* Aim
Exact repetition is required: output every record in full.

* Input material
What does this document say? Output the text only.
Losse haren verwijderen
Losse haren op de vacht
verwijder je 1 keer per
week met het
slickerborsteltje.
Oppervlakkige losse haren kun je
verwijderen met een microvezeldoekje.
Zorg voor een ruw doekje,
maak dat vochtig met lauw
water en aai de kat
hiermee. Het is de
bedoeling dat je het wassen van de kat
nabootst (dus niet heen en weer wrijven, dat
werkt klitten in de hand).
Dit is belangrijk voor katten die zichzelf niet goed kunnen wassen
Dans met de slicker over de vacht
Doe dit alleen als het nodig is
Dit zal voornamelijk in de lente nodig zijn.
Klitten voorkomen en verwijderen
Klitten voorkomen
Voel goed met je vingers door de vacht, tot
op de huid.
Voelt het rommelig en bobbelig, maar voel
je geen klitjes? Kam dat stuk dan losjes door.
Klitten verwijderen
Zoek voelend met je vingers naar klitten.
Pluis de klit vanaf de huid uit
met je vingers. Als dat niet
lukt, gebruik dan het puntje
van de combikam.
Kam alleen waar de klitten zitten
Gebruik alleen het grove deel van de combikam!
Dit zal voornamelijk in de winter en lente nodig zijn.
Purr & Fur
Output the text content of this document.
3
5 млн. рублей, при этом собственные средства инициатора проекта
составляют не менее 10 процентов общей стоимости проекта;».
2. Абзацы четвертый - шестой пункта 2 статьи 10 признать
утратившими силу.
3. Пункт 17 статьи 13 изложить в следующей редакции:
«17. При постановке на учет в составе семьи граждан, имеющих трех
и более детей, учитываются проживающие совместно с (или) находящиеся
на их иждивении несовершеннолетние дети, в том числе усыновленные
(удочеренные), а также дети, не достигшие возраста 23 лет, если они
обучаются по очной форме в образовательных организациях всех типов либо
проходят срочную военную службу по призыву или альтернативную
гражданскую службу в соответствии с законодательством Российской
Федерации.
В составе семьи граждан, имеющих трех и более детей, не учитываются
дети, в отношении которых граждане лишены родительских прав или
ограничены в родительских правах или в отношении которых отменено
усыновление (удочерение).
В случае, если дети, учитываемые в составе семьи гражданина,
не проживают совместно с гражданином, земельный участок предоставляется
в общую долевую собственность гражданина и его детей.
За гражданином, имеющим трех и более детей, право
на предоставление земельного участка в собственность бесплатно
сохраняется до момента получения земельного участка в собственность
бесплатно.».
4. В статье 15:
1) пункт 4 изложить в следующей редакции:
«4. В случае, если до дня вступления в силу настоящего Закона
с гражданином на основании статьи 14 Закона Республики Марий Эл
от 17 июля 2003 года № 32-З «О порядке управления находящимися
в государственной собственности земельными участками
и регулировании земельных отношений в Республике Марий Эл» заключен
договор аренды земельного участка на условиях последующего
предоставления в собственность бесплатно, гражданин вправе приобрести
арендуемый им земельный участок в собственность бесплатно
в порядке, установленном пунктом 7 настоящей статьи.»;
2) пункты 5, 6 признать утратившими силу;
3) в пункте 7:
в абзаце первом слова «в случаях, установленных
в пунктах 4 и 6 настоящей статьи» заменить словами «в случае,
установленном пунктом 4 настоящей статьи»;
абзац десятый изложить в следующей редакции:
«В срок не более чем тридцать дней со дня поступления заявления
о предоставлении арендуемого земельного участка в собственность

* Output for this task
What does this document say? Output the text only.
Losse haren verwijderen
Losse haren op de vacht
verwijder je 1 keer per
week met het
slickerborsteltje.
Oppervlakkige losse haren kun je
verwijderen met een microvezeldoekje.
Zorg voor een ruw doekje,
maak dat vochtig met lauw
water en aai de kat
hiermee. Het is de
bedoeling dat je het wassen van de kat
nabootst (dus niet heen en weer wrijven, dat
werkt klitten in de hand).
Dit is belangrijk voor katten die zichzelf niet goed kunnen wassen
Dans met de slicker over de vacht
Doe dit alleen als het nodig is
Dit zal voornamelijk in de lente nodig zijn.
Klitten voorkomen en verwijderen
Klitten voorkomen
Voel goed met je vingers door de vacht, tot
op de huid.
Voelt het rommelig en bobbelig, maar voel
je geen klitjes? Kam dat stuk dan losjes door.
Klitten verwijderen
Zoek voelend met je vingers naar klitten.
Pluis de klit vanaf de huid uit
met je vingers. Als dat niet
lukt, gebruik dan het puntje
van de combikam.
Kam alleen waar de klitten zitten
Gebruik alleen het grove deel van de combikam!
Dit zal voornamelijk in de winter en lente nodig zijn.
Purr & Fur
Output the text content of this document.
3
5 млн. рублей, при этом собственные средства инициатора проекта
составляют не менее 10 процентов общей стоимости проекта;».
2. Абзацы четвертый - шестой пункта 2 статьи 10 признать
утратившими силу.
3. Пункт 17 статьи 13 изложить в следующей редакции:
«17. При постановке на учет в составе семьи граждан, имеющих трех
и более детей, учитываются проживающие совместно с (или) находящиеся
на их иждивении несовершеннолетние дети, в том числе усыновленные
(удочеренные), а также дети, не достигшие возраста 23 лет, если они
обучаются по очной форме в образовательных организациях всех типов либо
проходят срочную военную службу по призыву или альтернативную
гражданскую службу в соответствии с законодательством Российской
Федерации.
В составе семьи граждан, имеющих трех и более детей, не учитываются
дети, в отношении которых граждане лишены родительских прав или
ограничены в родительских правах или в отношении которых отменено
усыновление (удочерение).
В случае, если дети, учитываемые в составе семьи гражданина,
не проживают совместно с гражданином, земельный участок предоставляется
в общую долевую собственность гражданина и его детей.
За гражданином, имеющим трех и более детей, право
на предоставление земельного участка в собственность бесплатно
сохраняется до момента получения земельного участка в собственность
бесплатно.».
4. В статье 15:
1) пункт 4 изложить в следующей редакции:
«4. В случае, если до дня вступления в силу настоящего Закона
с гражданином на основании статьи 14 Закона Республики Марий Эл
от 17 июля 2003 года № 32-З «О порядке управления находящимися
в государственной собственности земельными участками
и регулировании земельных отношений в Республике Марий Эл» заключен
договор аренды земельного участка на условиях последующего
предоставления в собственность бесплатно, гражданин вправе приобрести
арендуемый им земельный участок в собственность бесплатно
в порядке, установленном пунктом 7 настоящей статьи.»;
2) пункты 5, 6 признать утратившими силу;
3) в пункте 7:
в абзаце первом слова «в случаях, установленных
в пунктах 4 и 6 настоящей статьи» заменить словами «в случае,
установленном пунктом 4 настоящей статьи»;
абзац десятый изложить в следующей редакции:
«В срок не более чем тридцать дней со дня поступления заявления
о предоставлении арендуемого земельного участка в собственность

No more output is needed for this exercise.